### Written exercise:
Omit all images, then return the remaining material exactly as it stands.

:: Supplied material

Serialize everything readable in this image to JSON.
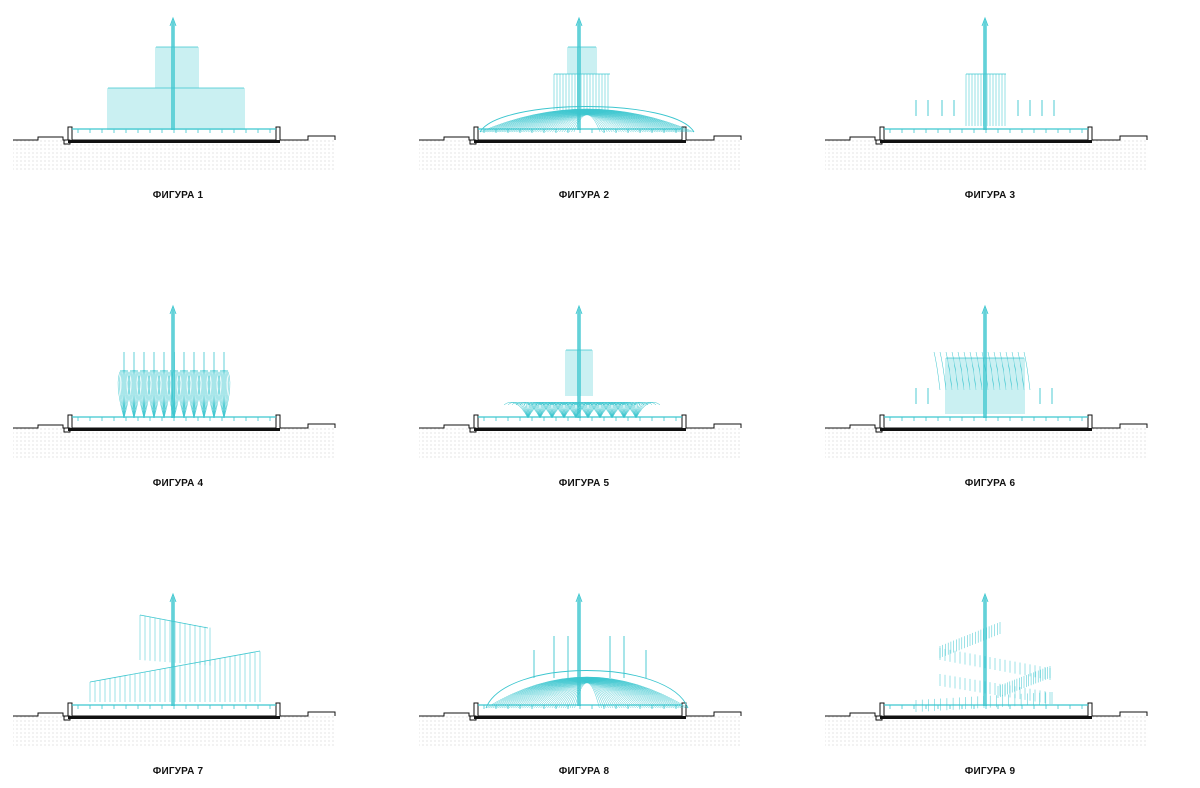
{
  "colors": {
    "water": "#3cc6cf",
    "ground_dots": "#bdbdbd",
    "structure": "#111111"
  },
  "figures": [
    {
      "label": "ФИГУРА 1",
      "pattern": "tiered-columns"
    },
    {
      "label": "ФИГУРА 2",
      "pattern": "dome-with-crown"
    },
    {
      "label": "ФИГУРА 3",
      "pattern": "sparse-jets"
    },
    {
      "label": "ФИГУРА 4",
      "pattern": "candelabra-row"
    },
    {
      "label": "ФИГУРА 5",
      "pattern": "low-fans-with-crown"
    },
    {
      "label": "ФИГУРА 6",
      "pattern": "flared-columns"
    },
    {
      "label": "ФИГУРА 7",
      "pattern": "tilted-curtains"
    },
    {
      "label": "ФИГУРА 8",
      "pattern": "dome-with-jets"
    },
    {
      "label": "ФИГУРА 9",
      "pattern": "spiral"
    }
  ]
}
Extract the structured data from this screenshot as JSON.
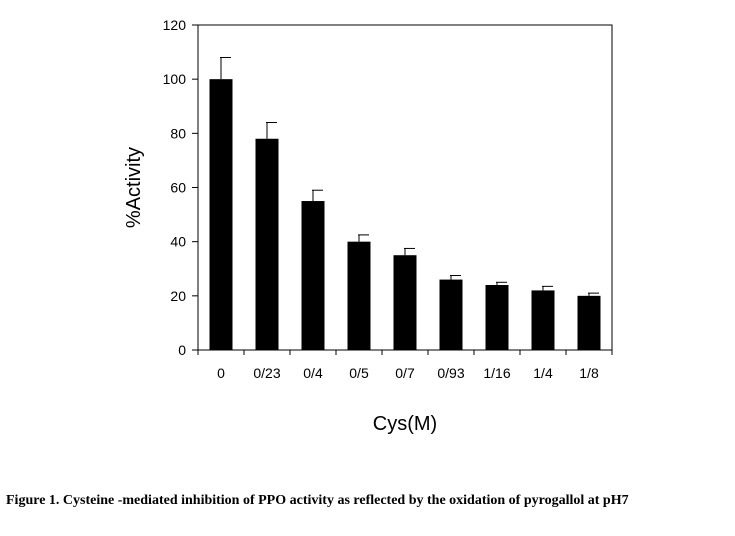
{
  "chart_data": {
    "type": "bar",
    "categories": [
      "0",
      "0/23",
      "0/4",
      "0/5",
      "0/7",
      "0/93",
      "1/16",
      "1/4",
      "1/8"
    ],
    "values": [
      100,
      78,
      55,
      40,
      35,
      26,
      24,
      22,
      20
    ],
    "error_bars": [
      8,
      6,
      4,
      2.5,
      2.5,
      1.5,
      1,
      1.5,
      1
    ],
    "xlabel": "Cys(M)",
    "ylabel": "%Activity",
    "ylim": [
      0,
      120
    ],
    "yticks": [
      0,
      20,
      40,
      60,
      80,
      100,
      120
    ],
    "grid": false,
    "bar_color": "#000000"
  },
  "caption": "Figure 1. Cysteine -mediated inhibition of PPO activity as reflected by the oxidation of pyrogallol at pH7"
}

::::

### The reply:
Serialize everything readable in this image to JSON.
{
  "colors": {
    "water": "#3cc6cf",
    "ground_dots": "#bdbdbd",
    "structure": "#111111"
  },
  "figures": [
    {
      "label": "ФИГУРА 1",
      "pattern": "tiered-columns"
    },
    {
      "label": "ФИГУРА 2",
      "pattern": "dome-with-crown"
    },
    {
      "label": "ФИГУРА 3",
      "pattern": "sparse-jets"
    },
    {
      "label": "ФИГУРА 4",
      "pattern": "candelabra-row"
    },
    {
      "label": "ФИГУРА 5",
      "pattern": "low-fans-with-crown"
    },
    {
      "label": "ФИГУРА 6",
      "pattern": "flared-columns"
    },
    {
      "label": "ФИГУРА 7",
      "pattern": "tilted-curtains"
    },
    {
      "label": "ФИГУРА 8",
      "pattern": "dome-with-jets"
    },
    {
      "label": "ФИГУРА 9",
      "pattern": "spiral"
    }
  ]
}
Extract the structured data from this screenshot as JSON.
{
  "chart_data": {
    "type": "bar",
    "categories": [
      "0",
      "0/23",
      "0/4",
      "0/5",
      "0/7",
      "0/93",
      "1/16",
      "1/4",
      "1/8"
    ],
    "values": [
      100,
      78,
      55,
      40,
      35,
      26,
      24,
      22,
      20
    ],
    "error_bars": [
      8,
      6,
      4,
      2.5,
      2.5,
      1.5,
      1,
      1.5,
      1
    ],
    "xlabel": "Cys(M)",
    "ylabel": "%Activity",
    "ylim": [
      0,
      120
    ],
    "yticks": [
      0,
      20,
      40,
      60,
      80,
      100,
      120
    ],
    "grid": false,
    "bar_color": "#000000"
  },
  "caption": "Figure 1. Cysteine -mediated inhibition of PPO activity as reflected by the oxidation of pyrogallol at pH7"
}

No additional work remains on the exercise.